— Dataset extract —
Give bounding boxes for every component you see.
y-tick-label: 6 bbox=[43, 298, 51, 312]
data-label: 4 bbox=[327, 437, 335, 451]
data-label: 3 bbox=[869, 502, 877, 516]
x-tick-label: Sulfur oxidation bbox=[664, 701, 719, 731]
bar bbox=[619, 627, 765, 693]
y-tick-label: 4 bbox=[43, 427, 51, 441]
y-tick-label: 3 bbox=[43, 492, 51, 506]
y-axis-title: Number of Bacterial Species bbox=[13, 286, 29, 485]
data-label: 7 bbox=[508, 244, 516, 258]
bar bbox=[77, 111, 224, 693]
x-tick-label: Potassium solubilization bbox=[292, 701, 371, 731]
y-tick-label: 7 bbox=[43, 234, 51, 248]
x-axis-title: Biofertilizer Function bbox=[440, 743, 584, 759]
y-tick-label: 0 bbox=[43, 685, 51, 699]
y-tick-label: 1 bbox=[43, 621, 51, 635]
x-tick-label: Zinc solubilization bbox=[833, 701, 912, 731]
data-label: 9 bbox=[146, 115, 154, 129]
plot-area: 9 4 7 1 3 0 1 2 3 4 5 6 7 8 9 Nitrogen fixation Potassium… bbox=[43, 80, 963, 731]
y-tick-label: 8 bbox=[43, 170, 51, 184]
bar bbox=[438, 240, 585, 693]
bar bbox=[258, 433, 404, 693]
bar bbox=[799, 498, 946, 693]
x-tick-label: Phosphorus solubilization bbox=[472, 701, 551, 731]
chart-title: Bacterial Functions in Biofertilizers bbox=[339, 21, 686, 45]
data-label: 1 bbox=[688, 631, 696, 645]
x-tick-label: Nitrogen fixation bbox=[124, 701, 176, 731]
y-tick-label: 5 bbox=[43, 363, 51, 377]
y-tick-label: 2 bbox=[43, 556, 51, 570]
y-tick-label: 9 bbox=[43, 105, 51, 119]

— What the task asks —
Exactly as they stand above, write out all the entries again.

— Answer box —
Give bounding boxes for every component you see.
y-tick-label: 6 bbox=[43, 298, 51, 312]
data-label: 4 bbox=[327, 437, 335, 451]
data-label: 3 bbox=[869, 502, 877, 516]
x-tick-label: Sulfur oxidation bbox=[664, 701, 719, 731]
bar bbox=[619, 627, 765, 693]
y-tick-label: 4 bbox=[43, 427, 51, 441]
y-tick-label: 3 bbox=[43, 492, 51, 506]
y-axis-title: Number of Bacterial Species bbox=[13, 286, 29, 485]
data-label: 7 bbox=[508, 244, 516, 258]
bar bbox=[77, 111, 224, 693]
x-tick-label: Potassium solubilization bbox=[292, 701, 371, 731]
y-tick-label: 7 bbox=[43, 234, 51, 248]
x-axis-title: Biofertilizer Function bbox=[440, 743, 584, 759]
y-tick-label: 0 bbox=[43, 685, 51, 699]
y-tick-label: 1 bbox=[43, 621, 51, 635]
x-tick-label: Zinc solubilization bbox=[833, 701, 912, 731]
data-label: 9 bbox=[146, 115, 154, 129]
plot-area: 9 4 7 1 3 0 1 2 3 4 5 6 7 8 9 Nitrogen fixation Potassium… bbox=[43, 80, 963, 731]
y-tick-label: 8 bbox=[43, 170, 51, 184]
bar bbox=[438, 240, 585, 693]
bar bbox=[258, 433, 404, 693]
bar bbox=[799, 498, 946, 693]
x-tick-label: Phosphorus solubilization bbox=[472, 701, 551, 731]
chart-title: Bacterial Functions in Biofertilizers bbox=[339, 21, 686, 45]
data-label: 1 bbox=[688, 631, 696, 645]
x-tick-label: Nitrogen fixation bbox=[124, 701, 176, 731]
y-tick-label: 5 bbox=[43, 363, 51, 377]
y-tick-label: 2 bbox=[43, 556, 51, 570]
y-tick-label: 9 bbox=[43, 105, 51, 119]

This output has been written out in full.